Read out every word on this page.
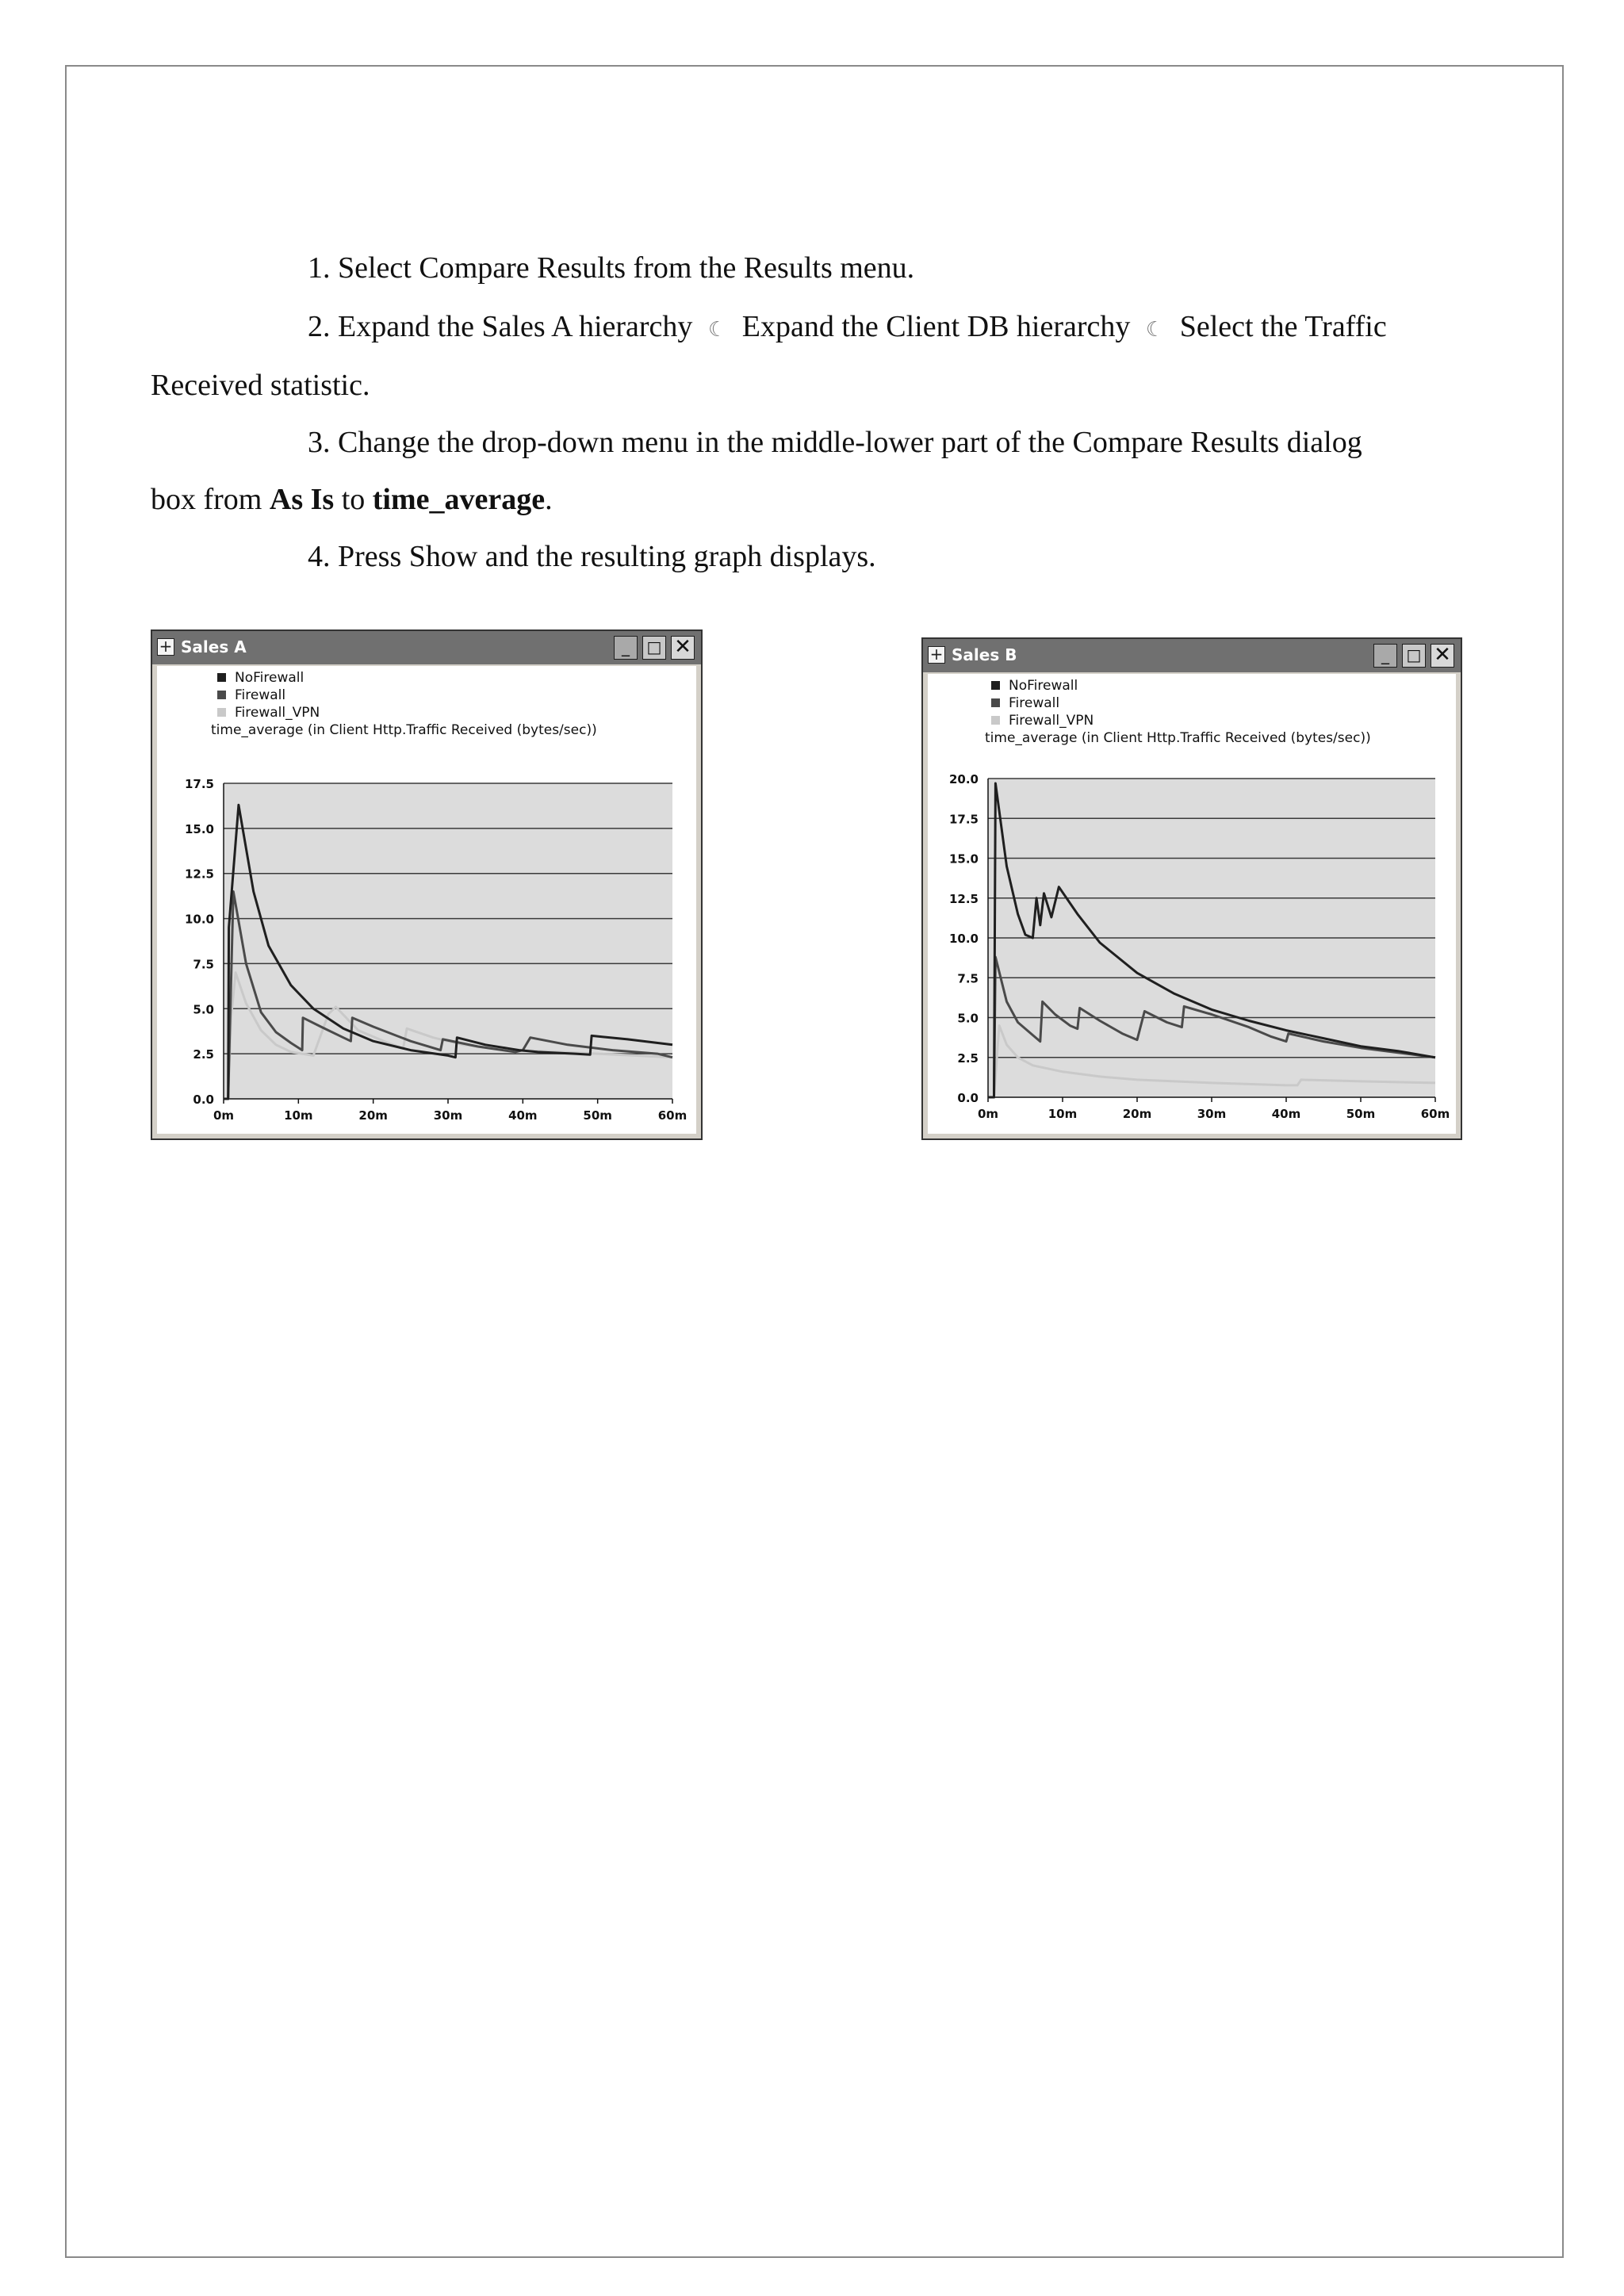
1. Select Compare Results from the Results menu.
2. Expand the Sales A hierarchy ☾ Expand the Client DB hierarchy ☾ Select the Traffic
Received statistic.
3. Change the drop-down menu in the middle-lower part of the Compare Results dialog
box from As Is to time_average.
4. Press Show and the resulting graph displays.
+ Sales A	_	□ ✕
NoFirewall
Firewall
Firewall_VPN
time_average (in Client Http.Traffic Received (bytes/sec))
0.0
2.5
5.0
7.5
10.0
12.5
15.0
17.5
0m	10m	20m	30m	40m	50m	60m
+ Sales B	_	□ ✕
NoFirewall
Firewall
Firewall_VPN
time_average (in Client Http.Traffic Received (bytes/sec))
0.0
2.5
5.0
7.5
10.0
12.5
15.0
17.5
20.0
0m	10m	20m	30m	40m	50m	60m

___

### GIVEN PROBLEM
Write the number of lines containing the word "menu" and nothing besides it.

### SOLUTION TO THIS TASK
2